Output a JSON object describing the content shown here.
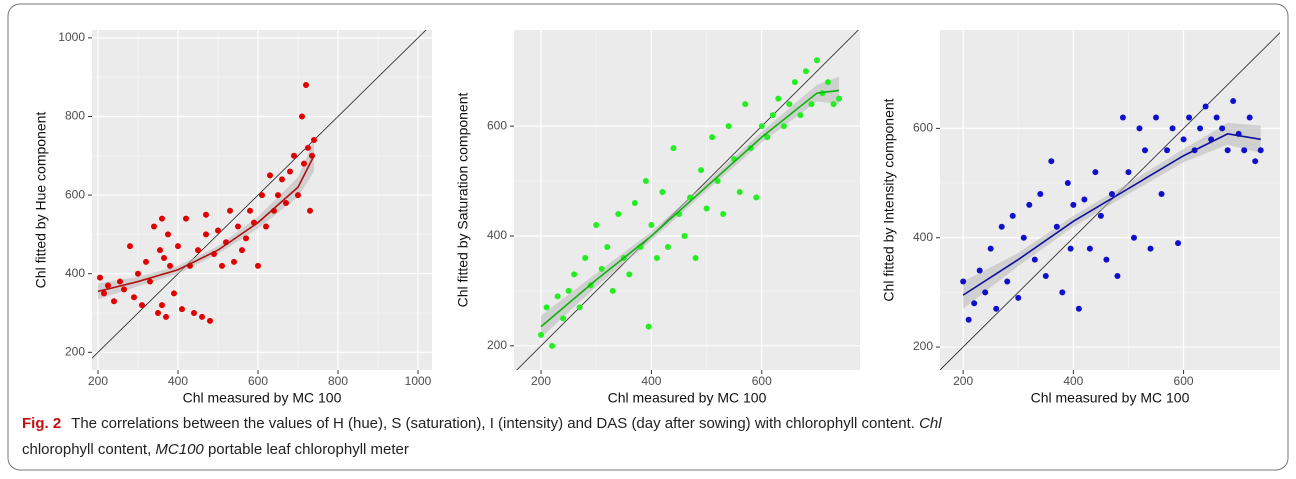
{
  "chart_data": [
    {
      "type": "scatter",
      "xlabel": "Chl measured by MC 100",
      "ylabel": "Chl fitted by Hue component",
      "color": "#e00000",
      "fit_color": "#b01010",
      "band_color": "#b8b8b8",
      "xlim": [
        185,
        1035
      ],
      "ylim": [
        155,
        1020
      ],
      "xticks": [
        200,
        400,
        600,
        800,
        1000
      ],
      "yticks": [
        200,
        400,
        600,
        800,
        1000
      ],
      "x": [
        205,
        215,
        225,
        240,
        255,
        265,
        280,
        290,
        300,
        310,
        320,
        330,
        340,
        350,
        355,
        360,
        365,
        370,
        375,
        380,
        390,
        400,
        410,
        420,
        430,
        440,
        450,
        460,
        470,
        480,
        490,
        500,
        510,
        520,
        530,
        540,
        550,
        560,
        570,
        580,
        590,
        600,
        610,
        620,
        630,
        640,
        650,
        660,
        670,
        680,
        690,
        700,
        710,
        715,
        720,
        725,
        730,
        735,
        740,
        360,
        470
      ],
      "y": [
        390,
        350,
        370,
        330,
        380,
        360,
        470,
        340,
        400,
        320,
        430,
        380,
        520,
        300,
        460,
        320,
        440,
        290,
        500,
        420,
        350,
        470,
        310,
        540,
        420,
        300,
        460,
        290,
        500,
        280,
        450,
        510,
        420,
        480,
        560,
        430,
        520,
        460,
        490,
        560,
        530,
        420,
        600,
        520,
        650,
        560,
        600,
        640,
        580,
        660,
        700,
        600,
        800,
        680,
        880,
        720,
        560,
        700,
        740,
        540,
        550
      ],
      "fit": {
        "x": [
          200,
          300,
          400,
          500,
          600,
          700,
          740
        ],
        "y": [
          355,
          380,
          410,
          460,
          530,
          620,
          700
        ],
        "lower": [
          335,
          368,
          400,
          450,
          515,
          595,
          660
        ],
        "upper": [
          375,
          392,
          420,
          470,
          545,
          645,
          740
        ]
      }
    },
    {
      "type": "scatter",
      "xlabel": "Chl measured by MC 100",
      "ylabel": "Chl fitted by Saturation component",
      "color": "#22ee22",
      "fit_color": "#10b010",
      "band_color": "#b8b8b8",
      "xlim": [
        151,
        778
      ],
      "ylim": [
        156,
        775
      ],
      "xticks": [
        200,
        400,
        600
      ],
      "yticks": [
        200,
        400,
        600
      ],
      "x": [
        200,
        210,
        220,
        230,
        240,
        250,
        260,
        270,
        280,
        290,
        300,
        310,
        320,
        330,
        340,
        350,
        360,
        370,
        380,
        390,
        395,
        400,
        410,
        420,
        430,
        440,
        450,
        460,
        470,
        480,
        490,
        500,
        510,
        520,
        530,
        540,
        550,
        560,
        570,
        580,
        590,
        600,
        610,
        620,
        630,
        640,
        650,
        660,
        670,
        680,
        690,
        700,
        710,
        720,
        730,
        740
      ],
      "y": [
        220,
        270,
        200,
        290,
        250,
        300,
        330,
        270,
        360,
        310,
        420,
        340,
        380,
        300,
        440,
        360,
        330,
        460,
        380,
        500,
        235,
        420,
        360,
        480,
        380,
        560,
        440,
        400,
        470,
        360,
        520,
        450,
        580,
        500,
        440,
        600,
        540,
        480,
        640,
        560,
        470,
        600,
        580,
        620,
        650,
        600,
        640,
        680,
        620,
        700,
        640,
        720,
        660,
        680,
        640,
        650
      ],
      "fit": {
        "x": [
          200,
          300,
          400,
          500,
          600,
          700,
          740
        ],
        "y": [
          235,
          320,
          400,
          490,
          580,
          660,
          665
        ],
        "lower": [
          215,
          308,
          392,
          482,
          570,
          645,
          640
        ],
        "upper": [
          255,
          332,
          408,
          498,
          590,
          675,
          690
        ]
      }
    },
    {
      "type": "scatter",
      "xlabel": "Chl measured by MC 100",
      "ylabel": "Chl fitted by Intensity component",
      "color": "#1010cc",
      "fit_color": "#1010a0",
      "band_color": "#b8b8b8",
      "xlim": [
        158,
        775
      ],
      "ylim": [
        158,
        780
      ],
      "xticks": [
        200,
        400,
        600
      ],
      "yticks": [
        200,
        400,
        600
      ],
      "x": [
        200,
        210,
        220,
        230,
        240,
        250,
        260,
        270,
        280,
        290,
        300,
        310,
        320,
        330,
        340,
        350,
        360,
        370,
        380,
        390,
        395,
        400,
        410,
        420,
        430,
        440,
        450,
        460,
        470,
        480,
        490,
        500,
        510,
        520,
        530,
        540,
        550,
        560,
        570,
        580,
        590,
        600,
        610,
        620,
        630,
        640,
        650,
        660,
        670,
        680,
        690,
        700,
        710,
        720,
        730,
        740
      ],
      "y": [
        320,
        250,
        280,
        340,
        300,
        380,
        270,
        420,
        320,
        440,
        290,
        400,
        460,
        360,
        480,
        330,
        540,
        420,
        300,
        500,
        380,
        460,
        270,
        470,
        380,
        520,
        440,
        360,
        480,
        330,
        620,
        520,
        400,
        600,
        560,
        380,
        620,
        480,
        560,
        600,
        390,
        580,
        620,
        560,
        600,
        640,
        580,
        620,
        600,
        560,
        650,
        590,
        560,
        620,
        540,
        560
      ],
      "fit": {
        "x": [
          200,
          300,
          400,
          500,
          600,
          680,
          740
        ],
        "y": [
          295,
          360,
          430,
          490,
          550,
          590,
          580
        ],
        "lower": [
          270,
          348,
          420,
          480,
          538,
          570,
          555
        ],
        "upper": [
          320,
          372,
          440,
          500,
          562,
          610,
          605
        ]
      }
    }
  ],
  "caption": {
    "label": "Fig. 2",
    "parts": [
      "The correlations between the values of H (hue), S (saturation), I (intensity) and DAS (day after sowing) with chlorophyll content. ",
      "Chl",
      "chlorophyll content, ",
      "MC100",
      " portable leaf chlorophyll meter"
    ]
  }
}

...

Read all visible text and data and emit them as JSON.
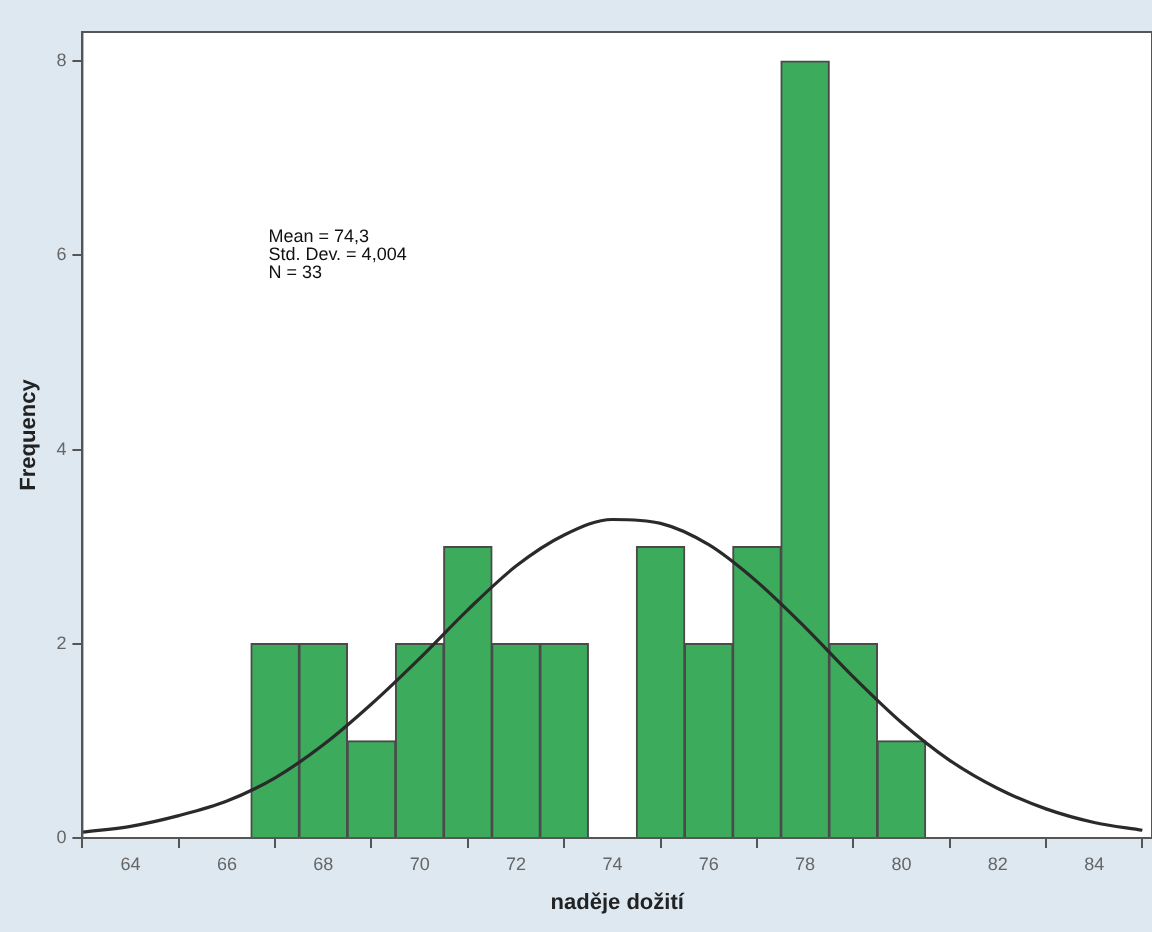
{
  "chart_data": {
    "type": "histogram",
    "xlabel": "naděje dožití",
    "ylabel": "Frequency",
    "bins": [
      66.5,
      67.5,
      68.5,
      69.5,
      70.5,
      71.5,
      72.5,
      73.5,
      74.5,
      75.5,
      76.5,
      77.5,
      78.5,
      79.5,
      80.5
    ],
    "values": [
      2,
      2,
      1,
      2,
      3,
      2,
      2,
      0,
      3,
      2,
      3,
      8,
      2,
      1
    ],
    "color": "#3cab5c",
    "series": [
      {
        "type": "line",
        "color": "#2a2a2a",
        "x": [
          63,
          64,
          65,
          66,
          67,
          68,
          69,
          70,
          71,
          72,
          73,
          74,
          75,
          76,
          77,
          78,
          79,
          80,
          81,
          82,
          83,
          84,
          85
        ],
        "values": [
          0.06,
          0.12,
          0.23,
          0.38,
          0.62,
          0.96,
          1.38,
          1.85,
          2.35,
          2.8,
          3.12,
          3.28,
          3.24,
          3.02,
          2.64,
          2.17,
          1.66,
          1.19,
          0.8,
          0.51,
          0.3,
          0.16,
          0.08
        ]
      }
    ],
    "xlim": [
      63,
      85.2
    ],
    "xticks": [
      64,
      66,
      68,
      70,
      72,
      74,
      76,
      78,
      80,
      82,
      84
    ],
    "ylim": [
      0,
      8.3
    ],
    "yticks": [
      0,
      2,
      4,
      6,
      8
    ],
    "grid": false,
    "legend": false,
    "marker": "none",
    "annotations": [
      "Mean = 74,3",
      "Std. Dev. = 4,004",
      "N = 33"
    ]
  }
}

◆ **Aim**:
Where a line in the entries holds the word "ylabel", copy that line.

◆ **Correct output**:
      "ylabel": "Chl fitted by Hue component",
      "ylabel": "Chl fitted by Saturation component",
      "ylabel": "Chl fitted by Intensity component",
    "ylabel": "Frequency",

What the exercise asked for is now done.